» Requirements
Check the listing below line by line and report how many lines hold "Defence", with no other words.

[Stored records]
* * *

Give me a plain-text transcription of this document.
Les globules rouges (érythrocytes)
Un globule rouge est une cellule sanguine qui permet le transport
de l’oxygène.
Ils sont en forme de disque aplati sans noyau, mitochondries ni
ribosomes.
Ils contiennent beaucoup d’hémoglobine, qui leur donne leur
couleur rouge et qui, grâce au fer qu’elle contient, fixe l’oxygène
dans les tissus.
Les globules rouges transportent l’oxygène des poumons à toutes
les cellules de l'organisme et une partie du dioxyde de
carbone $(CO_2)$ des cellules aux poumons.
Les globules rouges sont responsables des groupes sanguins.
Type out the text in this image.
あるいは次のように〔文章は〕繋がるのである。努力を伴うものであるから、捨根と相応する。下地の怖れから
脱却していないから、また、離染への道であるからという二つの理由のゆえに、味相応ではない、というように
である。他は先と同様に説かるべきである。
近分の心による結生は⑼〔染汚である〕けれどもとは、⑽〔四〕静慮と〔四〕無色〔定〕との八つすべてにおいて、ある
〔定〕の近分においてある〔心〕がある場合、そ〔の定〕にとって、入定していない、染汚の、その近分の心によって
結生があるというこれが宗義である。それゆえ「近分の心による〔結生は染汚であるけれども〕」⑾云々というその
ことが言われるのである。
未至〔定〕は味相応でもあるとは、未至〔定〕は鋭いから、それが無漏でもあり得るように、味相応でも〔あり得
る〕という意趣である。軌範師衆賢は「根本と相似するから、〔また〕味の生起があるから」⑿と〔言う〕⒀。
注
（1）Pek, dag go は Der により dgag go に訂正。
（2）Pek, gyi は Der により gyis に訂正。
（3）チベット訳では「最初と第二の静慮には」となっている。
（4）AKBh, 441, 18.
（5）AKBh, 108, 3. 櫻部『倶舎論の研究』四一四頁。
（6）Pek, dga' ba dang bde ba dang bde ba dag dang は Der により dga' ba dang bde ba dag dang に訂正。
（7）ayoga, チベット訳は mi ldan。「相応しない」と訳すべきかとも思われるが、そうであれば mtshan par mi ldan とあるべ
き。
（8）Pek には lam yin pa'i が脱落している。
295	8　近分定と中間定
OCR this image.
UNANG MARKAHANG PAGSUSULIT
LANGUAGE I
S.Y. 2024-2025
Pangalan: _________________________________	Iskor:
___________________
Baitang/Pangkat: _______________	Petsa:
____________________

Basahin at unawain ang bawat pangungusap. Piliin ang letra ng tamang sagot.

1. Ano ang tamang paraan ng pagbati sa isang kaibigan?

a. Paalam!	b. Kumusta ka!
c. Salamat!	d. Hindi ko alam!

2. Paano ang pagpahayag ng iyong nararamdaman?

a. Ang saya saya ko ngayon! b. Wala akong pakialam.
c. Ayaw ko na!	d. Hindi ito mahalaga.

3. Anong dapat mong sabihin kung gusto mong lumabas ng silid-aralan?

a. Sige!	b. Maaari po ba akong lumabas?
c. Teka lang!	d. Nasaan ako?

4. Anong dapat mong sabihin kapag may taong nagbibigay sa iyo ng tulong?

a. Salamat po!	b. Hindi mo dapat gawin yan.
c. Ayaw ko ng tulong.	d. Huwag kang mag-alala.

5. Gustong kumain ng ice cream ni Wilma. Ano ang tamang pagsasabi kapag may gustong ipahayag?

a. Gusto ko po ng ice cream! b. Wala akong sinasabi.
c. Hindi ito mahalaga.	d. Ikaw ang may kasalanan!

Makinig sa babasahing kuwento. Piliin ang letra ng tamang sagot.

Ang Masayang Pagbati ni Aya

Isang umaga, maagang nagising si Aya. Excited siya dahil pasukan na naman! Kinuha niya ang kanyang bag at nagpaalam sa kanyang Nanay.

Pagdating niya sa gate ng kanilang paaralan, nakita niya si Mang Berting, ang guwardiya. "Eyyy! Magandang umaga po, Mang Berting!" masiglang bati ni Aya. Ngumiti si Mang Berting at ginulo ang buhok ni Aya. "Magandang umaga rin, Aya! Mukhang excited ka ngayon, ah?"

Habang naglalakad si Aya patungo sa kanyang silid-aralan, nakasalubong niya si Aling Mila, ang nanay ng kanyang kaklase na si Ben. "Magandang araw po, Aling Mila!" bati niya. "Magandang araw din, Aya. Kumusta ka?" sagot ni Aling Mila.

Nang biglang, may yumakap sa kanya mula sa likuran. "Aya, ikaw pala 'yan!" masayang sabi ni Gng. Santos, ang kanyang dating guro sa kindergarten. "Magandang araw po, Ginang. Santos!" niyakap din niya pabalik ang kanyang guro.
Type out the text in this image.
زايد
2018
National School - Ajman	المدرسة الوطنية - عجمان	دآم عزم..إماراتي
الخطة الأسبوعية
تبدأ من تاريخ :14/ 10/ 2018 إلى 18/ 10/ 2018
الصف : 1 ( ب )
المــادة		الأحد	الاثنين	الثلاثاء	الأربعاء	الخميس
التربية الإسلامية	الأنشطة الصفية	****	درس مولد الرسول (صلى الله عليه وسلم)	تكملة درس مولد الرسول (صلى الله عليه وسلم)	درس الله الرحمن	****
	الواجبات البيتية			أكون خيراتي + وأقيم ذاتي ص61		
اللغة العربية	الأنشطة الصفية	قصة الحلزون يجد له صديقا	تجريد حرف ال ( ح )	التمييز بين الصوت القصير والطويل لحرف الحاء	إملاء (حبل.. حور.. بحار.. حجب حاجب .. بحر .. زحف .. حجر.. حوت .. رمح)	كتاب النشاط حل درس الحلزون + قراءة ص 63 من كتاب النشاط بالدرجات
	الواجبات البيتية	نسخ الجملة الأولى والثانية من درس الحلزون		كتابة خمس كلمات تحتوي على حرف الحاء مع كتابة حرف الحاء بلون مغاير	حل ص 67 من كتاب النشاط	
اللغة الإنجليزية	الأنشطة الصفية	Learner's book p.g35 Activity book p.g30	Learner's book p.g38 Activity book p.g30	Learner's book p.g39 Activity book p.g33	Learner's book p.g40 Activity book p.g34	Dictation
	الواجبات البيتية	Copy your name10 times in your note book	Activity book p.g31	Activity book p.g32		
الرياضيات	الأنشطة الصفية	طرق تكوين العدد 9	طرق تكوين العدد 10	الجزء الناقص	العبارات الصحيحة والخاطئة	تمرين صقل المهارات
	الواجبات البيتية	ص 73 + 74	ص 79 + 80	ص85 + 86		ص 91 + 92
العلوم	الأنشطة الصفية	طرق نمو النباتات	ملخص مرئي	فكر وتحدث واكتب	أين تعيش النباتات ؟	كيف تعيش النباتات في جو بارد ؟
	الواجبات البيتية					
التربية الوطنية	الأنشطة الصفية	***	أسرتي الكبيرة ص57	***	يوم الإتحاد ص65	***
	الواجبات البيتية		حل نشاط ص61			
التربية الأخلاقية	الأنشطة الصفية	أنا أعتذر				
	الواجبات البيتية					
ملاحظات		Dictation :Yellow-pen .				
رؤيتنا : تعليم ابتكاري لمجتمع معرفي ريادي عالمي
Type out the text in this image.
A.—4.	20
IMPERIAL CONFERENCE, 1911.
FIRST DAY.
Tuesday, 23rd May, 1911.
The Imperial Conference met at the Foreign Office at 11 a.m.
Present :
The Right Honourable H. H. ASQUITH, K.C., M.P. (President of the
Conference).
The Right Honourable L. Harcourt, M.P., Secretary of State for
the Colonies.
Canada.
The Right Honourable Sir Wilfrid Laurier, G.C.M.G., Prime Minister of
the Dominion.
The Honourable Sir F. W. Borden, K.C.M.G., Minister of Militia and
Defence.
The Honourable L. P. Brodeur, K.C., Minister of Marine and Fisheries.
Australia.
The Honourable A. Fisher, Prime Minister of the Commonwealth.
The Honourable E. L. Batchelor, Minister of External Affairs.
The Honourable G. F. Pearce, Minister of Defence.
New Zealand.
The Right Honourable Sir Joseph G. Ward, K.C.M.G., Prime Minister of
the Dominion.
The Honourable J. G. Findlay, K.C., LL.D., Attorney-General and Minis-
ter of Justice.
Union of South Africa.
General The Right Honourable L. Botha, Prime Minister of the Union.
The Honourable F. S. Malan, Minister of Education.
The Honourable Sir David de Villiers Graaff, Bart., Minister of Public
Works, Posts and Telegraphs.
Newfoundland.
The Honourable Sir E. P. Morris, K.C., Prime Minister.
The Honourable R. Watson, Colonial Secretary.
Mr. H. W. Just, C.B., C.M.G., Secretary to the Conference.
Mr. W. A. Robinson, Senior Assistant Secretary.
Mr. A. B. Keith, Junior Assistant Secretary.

* * *

» Written response
2